Output every entry exactly as written, skipping any pictures.

## BEGIN The data

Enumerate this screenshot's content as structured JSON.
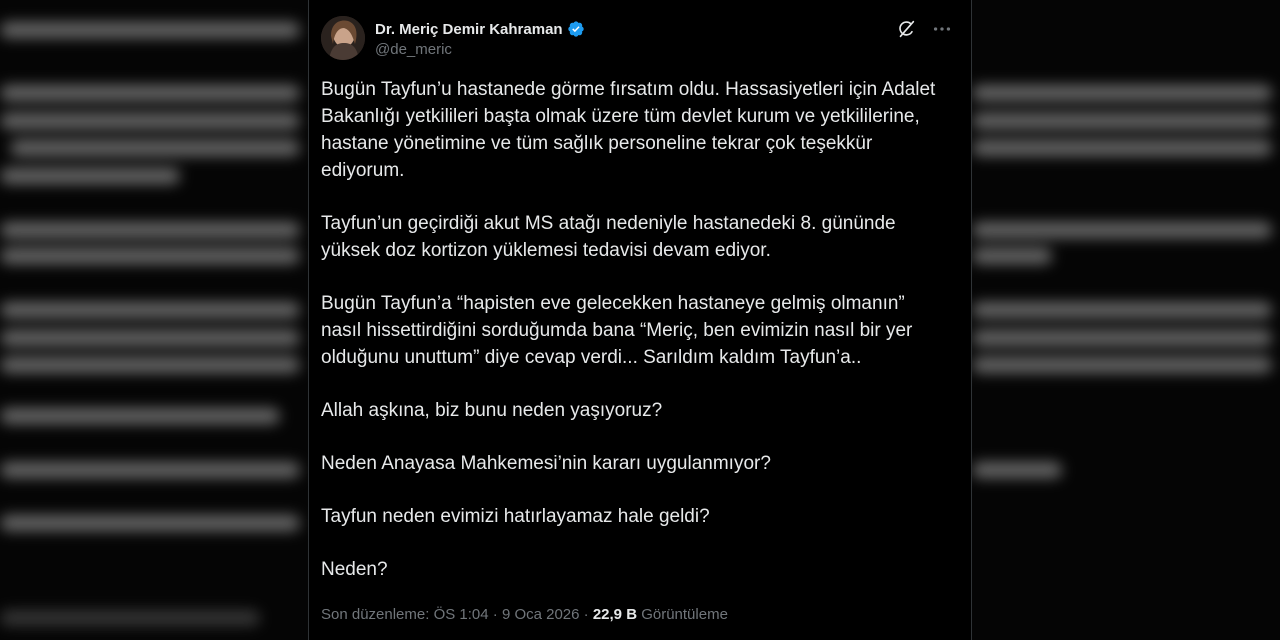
{
  "author": {
    "display_name": "Dr. Meriç Demir Kahraman",
    "handle": "@de_meric",
    "verified": true,
    "verified_color": "#1d9bf0"
  },
  "icons": {
    "verified": "verified-badge-icon",
    "grok": "grok-icon",
    "more": "more-icon"
  },
  "tweet": {
    "paragraphs": [
      "Bugün Tayfun’u hastanede görme fırsatım oldu. Hassasiyetleri için Adalet Bakanlığı yetkilileri başta olmak üzere tüm devlet kurum ve yetkililerine, hastane yönetimine ve tüm sağlık personeline tekrar çok teşekkür ediyorum.",
      "Tayfun’un geçirdiği akut MS atağı nedeniyle hastanedeki 8. gününde yüksek doz kortizon yüklemesi tedavisi devam ediyor.",
      "Bugün Tayfun’a “hapisten eve gelecekken hastaneye gelmiş olmanın” nasıl hissettirdiğini sorduğumda bana “Meriç, ben evimizin nasıl bir yer olduğunu unuttum” diye cevap verdi... Sarıldım kaldım Tayfun’a..",
      "Allah aşkına, biz bunu neden yaşıyoruz?",
      "Neden Anayasa Mahkemesi’nin kararı uygulanmıyor?",
      "Tayfun neden evimizi hatırlayamaz hale geldi?",
      "Neden?"
    ]
  },
  "meta": {
    "edited_prefix": "Son düzenleme: ÖS 1:04 · 9 Oca 2026 · ",
    "views_count": "22,9 B",
    "views_label": " Görüntüleme"
  }
}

## END The data

■ Answer for this exercise ■
Enumerate this screenshot's content as structured JSON.
{
  "author": {
    "display_name": "Dr. Meriç Demir Kahraman",
    "handle": "@de_meric",
    "verified": true,
    "verified_color": "#1d9bf0"
  },
  "icons": {
    "verified": "verified-badge-icon",
    "grok": "grok-icon",
    "more": "more-icon"
  },
  "tweet": {
    "paragraphs": [
      "Bugün Tayfun’u hastanede görme fırsatım oldu. Hassasiyetleri için Adalet Bakanlığı yetkilileri başta olmak üzere tüm devlet kurum ve yetkililerine, hastane yönetimine ve tüm sağlık personeline tekrar çok teşekkür ediyorum.",
      "Tayfun’un geçirdiği akut MS atağı nedeniyle hastanedeki 8. gününde yüksek doz kortizon yüklemesi tedavisi devam ediyor.",
      "Bugün Tayfun’a “hapisten eve gelecekken hastaneye gelmiş olmanın” nasıl hissettirdiğini sorduğumda bana “Meriç, ben evimizin nasıl bir yer olduğunu unuttum” diye cevap verdi... Sarıldım kaldım Tayfun’a..",
      "Allah aşkına, biz bunu neden yaşıyoruz?",
      "Neden Anayasa Mahkemesi’nin kararı uygulanmıyor?",
      "Tayfun neden evimizi hatırlayamaz hale geldi?",
      "Neden?"
    ]
  },
  "meta": {
    "edited_prefix": "Son düzenleme: ÖS 1:04 · 9 Oca 2026 · ",
    "views_count": "22,9 B",
    "views_label": " Görüntüleme"
  }
}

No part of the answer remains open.